** begin **

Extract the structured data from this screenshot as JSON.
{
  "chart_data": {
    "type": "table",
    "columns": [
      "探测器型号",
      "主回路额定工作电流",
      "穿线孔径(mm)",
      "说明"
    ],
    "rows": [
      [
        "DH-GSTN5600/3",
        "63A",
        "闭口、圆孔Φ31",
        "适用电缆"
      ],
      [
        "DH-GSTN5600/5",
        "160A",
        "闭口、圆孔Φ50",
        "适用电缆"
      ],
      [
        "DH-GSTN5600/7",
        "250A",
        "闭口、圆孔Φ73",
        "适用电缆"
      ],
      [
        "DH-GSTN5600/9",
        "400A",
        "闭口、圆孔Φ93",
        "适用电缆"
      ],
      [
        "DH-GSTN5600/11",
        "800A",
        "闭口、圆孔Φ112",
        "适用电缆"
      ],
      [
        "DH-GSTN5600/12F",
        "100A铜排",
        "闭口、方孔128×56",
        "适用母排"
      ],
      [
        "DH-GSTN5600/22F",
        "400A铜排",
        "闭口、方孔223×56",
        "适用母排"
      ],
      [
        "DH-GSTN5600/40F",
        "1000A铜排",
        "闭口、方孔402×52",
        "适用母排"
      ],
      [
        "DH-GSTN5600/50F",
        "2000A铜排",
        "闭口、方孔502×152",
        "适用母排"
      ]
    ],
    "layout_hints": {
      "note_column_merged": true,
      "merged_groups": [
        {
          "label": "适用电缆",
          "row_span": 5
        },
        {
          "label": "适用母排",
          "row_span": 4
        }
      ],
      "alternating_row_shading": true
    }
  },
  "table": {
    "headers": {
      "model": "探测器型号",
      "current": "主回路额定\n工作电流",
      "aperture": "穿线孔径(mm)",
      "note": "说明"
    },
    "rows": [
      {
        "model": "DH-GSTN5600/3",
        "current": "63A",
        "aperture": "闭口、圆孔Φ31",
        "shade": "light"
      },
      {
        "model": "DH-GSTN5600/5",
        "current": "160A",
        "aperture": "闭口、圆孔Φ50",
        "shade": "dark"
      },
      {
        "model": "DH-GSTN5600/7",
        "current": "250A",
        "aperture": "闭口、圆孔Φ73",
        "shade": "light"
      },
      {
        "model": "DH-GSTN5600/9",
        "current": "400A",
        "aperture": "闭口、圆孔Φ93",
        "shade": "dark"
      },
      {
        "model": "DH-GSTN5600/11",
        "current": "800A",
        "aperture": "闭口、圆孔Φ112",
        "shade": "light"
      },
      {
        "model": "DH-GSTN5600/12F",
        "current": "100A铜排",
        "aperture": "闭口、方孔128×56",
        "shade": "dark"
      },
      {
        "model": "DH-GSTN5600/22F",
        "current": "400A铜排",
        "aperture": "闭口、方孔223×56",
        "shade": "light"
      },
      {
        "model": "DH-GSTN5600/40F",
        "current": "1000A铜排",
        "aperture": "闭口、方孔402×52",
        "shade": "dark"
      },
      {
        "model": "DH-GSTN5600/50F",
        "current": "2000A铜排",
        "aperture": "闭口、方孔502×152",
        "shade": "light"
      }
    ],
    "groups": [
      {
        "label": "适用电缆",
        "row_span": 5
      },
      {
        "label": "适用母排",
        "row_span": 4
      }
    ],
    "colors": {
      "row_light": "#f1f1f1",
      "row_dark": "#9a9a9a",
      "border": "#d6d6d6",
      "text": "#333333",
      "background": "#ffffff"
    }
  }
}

** end **

--- WHAT NEEDS TO BE DONE ---
Give only the count of lines in which the string "aperture" appears.

--- RESPONSE TO THE TASK ---
10